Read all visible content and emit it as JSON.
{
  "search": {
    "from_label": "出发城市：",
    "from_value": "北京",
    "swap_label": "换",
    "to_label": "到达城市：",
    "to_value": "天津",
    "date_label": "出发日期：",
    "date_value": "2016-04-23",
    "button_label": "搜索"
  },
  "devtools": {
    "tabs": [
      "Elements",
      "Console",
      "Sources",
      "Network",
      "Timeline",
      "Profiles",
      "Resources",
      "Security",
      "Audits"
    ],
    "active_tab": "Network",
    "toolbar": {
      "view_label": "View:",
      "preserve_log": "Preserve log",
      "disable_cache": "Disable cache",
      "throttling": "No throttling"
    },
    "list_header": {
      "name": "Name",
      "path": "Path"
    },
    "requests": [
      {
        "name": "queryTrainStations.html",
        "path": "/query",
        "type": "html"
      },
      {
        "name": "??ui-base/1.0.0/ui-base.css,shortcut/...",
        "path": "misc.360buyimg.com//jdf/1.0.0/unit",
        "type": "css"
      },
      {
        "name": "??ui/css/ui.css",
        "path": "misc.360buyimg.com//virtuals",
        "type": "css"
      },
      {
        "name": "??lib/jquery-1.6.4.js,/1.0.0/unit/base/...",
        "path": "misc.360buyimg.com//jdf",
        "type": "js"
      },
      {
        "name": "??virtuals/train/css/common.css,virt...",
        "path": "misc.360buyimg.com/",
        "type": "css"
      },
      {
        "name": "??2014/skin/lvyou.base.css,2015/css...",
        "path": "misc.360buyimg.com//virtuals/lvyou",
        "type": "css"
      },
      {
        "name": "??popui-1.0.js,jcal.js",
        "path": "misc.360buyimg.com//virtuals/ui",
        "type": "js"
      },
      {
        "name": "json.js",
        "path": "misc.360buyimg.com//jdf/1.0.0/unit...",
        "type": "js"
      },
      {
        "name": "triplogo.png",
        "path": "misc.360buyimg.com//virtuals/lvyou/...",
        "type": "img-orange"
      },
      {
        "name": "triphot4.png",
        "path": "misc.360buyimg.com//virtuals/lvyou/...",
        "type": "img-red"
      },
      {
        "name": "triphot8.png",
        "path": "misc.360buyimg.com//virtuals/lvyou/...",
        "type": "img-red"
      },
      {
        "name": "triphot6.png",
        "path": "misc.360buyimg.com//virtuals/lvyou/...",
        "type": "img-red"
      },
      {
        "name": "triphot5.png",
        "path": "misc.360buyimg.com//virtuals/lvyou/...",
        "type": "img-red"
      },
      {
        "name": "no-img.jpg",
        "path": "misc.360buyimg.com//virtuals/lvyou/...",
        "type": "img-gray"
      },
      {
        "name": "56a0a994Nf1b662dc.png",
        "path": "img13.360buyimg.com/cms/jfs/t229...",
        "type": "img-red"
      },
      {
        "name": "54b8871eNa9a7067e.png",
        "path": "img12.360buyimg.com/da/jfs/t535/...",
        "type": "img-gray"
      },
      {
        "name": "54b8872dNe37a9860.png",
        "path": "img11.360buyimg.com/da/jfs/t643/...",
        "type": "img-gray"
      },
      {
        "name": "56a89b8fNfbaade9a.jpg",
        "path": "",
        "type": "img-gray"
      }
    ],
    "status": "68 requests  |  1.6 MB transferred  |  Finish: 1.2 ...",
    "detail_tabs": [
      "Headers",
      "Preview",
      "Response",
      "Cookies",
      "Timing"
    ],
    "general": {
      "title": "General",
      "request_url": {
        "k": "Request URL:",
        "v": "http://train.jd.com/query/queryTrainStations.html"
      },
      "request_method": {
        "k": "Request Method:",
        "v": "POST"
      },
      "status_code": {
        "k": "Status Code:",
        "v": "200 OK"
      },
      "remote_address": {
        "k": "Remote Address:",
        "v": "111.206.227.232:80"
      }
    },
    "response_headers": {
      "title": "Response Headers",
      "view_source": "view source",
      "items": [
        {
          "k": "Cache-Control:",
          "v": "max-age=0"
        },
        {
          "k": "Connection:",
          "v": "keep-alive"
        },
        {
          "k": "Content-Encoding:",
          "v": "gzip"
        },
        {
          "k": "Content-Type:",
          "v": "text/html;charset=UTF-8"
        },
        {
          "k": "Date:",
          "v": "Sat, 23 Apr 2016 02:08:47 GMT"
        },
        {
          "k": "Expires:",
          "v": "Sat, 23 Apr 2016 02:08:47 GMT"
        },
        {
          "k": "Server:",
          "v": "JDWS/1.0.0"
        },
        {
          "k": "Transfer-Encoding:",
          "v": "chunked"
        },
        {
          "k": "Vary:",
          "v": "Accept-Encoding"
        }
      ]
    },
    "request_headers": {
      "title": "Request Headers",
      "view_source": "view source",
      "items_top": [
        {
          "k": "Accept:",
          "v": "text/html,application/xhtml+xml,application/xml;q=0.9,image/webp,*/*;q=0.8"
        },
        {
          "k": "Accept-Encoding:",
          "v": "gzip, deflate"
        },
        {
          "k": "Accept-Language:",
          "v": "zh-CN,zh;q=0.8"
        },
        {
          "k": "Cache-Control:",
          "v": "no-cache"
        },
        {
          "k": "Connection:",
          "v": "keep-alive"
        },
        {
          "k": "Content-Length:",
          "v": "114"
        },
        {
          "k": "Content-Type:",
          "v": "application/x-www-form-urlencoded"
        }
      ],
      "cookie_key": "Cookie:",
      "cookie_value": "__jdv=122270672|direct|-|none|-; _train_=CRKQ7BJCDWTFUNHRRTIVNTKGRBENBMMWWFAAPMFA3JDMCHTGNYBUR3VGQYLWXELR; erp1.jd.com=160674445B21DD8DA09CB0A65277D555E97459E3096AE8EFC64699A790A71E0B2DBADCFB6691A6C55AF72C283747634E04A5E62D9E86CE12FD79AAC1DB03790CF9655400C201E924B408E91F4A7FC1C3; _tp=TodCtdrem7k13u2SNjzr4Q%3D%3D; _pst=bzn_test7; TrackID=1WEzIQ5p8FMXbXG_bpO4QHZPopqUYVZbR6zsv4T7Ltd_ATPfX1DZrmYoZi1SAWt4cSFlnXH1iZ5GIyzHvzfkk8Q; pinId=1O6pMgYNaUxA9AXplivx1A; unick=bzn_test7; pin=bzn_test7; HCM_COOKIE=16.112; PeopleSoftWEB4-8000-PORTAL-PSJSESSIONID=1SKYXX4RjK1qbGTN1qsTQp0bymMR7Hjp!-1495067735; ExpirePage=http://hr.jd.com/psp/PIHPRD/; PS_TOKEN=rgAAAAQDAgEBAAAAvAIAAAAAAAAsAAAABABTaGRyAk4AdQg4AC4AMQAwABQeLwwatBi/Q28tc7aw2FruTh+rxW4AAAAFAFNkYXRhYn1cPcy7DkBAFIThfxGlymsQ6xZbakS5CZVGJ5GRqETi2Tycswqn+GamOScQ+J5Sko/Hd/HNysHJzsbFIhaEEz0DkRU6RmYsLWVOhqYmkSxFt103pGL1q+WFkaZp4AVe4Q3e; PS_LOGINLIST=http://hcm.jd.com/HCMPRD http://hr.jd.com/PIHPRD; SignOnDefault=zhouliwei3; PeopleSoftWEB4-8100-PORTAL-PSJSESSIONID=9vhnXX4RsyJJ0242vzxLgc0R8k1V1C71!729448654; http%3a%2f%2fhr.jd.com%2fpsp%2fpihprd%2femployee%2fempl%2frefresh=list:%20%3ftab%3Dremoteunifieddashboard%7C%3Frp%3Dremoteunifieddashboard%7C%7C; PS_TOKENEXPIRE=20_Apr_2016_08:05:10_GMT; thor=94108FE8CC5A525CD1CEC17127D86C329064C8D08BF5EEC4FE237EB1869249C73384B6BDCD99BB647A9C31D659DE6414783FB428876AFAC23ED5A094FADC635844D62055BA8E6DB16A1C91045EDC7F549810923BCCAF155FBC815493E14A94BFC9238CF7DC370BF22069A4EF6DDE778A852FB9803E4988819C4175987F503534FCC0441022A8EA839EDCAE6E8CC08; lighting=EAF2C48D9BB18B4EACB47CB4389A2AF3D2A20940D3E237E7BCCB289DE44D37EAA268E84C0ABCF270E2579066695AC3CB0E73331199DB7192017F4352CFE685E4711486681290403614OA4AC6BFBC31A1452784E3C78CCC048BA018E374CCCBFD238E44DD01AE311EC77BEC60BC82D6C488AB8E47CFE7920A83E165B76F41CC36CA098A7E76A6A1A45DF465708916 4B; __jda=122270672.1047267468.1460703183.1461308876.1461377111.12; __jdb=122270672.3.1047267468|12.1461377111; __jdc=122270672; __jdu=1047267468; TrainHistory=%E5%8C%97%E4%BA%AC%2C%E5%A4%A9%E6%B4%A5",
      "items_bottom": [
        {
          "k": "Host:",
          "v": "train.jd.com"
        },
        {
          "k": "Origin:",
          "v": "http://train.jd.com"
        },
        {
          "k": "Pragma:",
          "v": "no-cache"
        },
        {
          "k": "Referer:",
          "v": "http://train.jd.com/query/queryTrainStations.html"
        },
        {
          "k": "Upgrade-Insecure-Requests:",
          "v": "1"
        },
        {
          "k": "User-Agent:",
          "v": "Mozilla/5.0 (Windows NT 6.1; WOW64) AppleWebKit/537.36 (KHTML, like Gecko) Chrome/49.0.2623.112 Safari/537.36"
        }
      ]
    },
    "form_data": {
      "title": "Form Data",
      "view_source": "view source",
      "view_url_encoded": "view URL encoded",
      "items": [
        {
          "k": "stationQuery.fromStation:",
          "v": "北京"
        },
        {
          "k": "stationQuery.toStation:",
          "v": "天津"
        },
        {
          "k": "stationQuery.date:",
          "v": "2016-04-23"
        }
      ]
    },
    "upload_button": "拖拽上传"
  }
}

════════

What to work on =
Check each line above for "application" and return the ones that have it.

Answer in full =
          "v": "text/html,application/xhtml+xml,application/xml;q=0.9,image/webp,*/*;q=0.8"
          "v": "application/x-www-form-urlencoded"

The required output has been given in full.